--- ITEMS ---
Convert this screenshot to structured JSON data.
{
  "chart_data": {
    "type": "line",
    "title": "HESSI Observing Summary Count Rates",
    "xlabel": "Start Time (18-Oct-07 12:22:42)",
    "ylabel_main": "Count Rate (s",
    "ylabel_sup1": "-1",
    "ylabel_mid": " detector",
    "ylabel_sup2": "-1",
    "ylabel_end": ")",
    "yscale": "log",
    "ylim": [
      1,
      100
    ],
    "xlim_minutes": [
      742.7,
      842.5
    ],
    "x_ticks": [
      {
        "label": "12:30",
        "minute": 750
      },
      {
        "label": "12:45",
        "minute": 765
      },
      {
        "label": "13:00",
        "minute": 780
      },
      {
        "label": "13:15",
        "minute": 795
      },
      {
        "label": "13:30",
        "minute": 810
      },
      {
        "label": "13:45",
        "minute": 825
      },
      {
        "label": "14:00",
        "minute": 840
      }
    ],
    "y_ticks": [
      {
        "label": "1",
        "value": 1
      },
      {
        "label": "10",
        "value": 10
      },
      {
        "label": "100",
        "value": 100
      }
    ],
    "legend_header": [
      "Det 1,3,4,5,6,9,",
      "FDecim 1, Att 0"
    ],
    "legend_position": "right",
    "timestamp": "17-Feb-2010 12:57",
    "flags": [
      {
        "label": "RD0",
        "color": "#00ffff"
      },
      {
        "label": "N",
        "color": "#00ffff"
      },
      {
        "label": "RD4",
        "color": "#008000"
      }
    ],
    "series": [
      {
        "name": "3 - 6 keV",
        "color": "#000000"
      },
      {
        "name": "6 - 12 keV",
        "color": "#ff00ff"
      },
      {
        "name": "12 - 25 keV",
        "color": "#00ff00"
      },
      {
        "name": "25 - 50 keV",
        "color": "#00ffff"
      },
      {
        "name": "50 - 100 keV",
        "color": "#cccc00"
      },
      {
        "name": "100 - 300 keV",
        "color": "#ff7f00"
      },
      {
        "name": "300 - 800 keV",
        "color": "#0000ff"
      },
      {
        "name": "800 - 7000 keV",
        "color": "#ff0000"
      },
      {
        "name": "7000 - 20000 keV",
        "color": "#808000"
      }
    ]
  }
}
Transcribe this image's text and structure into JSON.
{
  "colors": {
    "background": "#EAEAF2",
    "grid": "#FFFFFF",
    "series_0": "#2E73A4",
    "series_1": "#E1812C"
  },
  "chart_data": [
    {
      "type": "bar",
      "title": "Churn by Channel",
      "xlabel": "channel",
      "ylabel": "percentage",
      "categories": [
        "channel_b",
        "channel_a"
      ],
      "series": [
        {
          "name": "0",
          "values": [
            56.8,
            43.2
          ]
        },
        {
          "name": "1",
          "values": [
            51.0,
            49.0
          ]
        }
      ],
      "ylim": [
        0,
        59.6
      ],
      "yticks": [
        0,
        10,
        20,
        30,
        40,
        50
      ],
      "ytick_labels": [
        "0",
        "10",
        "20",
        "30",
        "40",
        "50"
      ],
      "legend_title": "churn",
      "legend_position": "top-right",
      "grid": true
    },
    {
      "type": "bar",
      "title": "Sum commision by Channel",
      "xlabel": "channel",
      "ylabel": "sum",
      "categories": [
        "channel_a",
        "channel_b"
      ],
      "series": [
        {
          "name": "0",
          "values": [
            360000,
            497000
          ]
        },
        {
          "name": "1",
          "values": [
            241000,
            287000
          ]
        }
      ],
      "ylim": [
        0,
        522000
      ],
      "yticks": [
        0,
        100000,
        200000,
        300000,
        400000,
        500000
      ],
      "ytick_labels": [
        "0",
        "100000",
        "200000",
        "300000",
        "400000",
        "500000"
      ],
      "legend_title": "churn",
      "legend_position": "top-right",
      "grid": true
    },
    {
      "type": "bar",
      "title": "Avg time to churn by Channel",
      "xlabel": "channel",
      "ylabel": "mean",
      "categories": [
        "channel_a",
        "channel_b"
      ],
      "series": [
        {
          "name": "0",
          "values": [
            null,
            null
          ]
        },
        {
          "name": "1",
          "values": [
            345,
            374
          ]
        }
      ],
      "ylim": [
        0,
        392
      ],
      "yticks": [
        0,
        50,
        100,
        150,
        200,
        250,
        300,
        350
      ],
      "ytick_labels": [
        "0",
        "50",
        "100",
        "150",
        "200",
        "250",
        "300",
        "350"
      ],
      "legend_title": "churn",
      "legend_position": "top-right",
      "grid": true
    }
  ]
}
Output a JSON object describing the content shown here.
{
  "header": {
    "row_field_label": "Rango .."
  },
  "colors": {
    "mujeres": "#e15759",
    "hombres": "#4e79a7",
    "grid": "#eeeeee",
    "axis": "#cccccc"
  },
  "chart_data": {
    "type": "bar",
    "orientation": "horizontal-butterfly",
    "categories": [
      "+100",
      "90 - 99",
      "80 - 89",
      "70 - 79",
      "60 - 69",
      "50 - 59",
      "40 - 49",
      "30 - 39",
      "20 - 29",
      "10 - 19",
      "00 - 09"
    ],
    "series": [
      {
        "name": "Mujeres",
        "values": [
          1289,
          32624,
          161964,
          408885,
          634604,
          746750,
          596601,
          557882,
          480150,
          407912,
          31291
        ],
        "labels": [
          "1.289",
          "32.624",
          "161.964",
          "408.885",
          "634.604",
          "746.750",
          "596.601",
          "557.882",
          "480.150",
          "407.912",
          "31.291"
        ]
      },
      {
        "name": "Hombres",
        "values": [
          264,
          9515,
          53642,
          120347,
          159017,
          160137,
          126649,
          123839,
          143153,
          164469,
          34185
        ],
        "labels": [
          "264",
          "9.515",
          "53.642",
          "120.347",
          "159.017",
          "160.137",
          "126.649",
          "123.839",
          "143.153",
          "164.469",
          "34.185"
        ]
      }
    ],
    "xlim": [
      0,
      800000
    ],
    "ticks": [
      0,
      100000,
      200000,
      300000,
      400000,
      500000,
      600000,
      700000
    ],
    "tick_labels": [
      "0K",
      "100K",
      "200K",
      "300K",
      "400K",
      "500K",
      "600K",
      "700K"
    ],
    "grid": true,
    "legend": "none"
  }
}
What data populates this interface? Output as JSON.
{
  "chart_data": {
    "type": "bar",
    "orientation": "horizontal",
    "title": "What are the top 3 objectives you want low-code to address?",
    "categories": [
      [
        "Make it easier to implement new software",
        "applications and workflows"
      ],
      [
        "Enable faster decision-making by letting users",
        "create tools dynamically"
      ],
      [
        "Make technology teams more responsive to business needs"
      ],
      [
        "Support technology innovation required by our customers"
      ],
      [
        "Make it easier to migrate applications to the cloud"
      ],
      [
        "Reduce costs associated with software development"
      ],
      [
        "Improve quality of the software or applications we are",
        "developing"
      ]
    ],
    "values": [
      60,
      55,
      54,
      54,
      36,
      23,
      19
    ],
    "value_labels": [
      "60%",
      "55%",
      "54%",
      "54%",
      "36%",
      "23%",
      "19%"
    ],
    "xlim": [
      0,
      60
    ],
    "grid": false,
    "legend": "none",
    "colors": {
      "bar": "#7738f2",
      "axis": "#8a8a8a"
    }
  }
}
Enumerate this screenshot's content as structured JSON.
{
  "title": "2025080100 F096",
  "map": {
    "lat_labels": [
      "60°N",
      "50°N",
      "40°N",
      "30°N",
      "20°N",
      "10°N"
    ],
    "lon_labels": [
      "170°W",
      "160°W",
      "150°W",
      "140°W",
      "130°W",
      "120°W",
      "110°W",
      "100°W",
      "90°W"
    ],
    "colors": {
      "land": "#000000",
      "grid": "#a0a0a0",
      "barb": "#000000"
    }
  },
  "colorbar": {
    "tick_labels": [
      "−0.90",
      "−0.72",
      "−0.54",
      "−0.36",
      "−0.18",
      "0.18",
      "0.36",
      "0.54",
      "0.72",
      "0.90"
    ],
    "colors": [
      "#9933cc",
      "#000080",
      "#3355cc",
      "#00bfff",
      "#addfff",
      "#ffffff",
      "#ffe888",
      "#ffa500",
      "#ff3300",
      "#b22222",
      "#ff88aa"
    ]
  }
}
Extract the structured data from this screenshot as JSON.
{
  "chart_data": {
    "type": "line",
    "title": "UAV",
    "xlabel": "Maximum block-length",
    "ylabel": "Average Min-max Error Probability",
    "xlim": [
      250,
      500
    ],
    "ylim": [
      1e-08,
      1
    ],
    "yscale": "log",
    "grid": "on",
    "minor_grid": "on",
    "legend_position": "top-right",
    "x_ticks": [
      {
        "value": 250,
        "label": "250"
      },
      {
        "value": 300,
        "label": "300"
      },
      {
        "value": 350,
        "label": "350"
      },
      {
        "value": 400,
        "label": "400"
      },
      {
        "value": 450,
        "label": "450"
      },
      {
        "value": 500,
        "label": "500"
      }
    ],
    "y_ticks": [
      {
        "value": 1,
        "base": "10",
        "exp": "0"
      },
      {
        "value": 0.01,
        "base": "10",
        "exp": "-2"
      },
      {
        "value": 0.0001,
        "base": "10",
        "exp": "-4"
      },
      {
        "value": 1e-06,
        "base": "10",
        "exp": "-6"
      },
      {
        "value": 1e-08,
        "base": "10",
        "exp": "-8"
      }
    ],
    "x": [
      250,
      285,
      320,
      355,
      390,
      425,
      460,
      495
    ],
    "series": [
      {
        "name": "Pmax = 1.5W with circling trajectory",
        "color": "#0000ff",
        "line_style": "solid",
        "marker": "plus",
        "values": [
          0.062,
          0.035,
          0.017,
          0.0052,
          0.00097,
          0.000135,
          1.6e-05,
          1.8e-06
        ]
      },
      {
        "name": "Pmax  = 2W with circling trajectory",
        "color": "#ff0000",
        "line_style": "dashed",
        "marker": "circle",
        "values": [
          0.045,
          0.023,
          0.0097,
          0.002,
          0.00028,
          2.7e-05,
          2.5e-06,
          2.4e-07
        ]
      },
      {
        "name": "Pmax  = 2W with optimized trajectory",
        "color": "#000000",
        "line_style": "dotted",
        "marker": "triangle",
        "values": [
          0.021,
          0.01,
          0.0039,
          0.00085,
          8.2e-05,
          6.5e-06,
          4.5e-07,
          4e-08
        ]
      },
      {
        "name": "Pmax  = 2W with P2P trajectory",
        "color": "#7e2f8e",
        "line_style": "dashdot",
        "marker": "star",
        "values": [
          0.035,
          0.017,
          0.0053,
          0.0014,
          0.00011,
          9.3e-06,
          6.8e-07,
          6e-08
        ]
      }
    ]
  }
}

--- WHAT YOU ARE ASKED TO DO ---
Tell how many lines of the data above hold the string "circling". Give only the number.

--- REPLY ---
2